TO BE DONE: Keep only the lines where "pakikipagtalastasan" appears.
============
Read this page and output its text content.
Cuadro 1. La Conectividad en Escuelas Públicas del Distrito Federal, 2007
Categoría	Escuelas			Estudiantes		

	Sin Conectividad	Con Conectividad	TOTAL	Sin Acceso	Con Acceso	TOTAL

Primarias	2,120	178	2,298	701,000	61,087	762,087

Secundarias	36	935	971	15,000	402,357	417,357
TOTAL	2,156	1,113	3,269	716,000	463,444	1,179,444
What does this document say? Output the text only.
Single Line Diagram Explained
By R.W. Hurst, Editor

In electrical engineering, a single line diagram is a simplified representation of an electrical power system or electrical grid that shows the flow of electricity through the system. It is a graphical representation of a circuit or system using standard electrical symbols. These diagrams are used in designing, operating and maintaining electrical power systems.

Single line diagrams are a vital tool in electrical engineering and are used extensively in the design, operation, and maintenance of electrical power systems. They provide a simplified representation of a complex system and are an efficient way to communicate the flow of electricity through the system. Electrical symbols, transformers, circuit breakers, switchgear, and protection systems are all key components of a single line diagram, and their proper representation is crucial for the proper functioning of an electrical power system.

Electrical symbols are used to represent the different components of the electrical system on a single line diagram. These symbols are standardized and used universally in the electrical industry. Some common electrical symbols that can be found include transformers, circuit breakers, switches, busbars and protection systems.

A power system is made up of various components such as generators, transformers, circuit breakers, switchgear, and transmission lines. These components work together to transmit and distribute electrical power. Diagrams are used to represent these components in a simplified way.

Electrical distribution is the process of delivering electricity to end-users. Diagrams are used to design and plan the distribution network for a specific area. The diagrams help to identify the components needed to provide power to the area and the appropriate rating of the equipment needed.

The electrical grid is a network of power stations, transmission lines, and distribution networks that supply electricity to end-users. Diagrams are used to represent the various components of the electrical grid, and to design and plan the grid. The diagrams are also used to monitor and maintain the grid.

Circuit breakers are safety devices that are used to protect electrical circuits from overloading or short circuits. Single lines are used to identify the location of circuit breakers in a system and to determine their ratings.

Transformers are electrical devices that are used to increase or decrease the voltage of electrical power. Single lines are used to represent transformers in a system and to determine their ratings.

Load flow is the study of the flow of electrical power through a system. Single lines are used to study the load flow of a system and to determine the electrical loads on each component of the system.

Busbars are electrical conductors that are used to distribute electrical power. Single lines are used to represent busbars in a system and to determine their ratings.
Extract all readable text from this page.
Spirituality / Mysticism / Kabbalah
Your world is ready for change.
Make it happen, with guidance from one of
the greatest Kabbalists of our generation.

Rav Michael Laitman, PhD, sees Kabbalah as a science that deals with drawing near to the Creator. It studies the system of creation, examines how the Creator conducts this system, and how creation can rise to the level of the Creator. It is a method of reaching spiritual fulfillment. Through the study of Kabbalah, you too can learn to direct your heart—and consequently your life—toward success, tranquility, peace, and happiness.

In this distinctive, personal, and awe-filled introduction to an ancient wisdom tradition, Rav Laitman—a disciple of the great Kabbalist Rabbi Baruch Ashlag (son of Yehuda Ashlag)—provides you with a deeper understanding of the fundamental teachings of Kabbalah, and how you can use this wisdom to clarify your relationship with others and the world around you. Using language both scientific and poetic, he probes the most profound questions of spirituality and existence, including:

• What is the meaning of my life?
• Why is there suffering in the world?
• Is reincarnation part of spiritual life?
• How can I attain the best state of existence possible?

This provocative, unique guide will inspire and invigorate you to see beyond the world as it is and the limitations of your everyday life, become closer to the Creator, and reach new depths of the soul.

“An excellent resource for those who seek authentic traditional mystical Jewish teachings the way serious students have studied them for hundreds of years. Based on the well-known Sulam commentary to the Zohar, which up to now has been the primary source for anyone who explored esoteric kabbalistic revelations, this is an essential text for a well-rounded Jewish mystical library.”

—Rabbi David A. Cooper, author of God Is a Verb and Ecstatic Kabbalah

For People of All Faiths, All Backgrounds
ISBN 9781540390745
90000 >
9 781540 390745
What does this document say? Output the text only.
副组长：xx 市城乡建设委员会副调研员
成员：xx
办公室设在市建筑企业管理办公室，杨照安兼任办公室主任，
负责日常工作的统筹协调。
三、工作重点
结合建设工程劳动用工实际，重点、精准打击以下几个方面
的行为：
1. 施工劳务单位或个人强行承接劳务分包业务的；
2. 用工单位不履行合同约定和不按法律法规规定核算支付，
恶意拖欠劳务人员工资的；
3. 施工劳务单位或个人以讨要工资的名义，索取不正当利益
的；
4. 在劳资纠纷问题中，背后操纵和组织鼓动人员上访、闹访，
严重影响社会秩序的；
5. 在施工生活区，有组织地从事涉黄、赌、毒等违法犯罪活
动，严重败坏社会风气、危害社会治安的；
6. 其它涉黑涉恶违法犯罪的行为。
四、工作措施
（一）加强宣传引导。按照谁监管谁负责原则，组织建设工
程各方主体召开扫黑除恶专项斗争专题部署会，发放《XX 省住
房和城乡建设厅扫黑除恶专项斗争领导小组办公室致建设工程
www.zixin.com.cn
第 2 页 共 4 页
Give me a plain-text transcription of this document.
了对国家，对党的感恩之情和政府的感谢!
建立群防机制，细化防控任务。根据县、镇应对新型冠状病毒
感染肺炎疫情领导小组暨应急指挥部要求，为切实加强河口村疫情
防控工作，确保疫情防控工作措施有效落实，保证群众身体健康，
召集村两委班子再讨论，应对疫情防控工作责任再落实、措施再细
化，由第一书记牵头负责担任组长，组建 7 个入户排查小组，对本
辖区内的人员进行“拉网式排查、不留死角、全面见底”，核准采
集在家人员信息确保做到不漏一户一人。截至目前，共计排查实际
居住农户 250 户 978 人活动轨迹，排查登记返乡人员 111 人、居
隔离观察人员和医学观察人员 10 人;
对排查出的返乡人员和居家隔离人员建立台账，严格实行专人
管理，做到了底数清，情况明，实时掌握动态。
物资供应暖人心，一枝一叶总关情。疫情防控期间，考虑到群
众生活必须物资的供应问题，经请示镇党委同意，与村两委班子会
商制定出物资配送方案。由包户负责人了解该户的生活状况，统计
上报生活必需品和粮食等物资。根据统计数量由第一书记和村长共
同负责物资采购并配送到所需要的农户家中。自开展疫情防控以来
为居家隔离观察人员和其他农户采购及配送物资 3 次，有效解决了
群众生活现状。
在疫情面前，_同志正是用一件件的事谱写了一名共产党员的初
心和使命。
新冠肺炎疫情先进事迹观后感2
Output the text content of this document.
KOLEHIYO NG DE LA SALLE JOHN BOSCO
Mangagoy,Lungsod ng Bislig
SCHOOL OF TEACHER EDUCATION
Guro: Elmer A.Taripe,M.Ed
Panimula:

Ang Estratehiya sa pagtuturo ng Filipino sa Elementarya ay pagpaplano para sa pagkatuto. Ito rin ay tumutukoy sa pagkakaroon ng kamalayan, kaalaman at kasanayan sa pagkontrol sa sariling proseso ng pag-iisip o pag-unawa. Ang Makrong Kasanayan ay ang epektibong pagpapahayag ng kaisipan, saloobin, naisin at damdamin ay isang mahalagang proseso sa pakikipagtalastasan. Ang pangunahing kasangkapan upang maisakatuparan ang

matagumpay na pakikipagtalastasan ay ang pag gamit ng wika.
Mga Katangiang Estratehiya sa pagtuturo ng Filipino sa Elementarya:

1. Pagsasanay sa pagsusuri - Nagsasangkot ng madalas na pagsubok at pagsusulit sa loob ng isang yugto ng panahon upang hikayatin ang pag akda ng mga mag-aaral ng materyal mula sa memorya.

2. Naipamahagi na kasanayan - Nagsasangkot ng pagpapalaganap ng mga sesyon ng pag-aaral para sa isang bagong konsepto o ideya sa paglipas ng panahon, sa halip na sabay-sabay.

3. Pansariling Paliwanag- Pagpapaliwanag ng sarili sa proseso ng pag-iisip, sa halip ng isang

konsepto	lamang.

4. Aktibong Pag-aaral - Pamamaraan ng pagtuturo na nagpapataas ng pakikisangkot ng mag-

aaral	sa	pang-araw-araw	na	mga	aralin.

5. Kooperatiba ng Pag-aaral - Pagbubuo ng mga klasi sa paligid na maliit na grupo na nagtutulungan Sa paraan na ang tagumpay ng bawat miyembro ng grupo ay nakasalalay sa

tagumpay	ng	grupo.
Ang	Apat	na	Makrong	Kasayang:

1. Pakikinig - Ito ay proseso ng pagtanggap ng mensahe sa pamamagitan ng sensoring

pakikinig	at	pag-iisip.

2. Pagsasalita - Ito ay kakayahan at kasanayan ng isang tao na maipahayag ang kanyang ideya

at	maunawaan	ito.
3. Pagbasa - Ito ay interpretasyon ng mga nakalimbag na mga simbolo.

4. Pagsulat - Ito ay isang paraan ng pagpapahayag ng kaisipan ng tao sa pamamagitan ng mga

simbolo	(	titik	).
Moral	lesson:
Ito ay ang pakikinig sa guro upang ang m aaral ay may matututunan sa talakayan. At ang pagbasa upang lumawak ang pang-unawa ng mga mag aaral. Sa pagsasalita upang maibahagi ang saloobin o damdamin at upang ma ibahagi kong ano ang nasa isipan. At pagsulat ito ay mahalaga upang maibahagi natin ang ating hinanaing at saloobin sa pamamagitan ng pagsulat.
============
EXERCISE OUTPUT:
Ang Estratehiya sa pagtuturo ng Filipino sa Elementarya ay pagpaplano para sa pagkatuto. Ito rin ay tumutukoy sa pagkakaroon ng kamalayan, kaalaman at kasanayan sa pagkontrol sa sariling proseso ng pag-iisip o pag-unawa. Ang Makrong Kasanayan ay ang epektibong pagpapahayag ng kaisipan, saloobin, naisin at damdamin ay isang mahalagang proseso sa pakikipagtalastasan. Ang pangunahing kasangkapan upang maisakatuparan ang
matagumpay na pakikipagtalastasan ay ang pag gamit ng wika.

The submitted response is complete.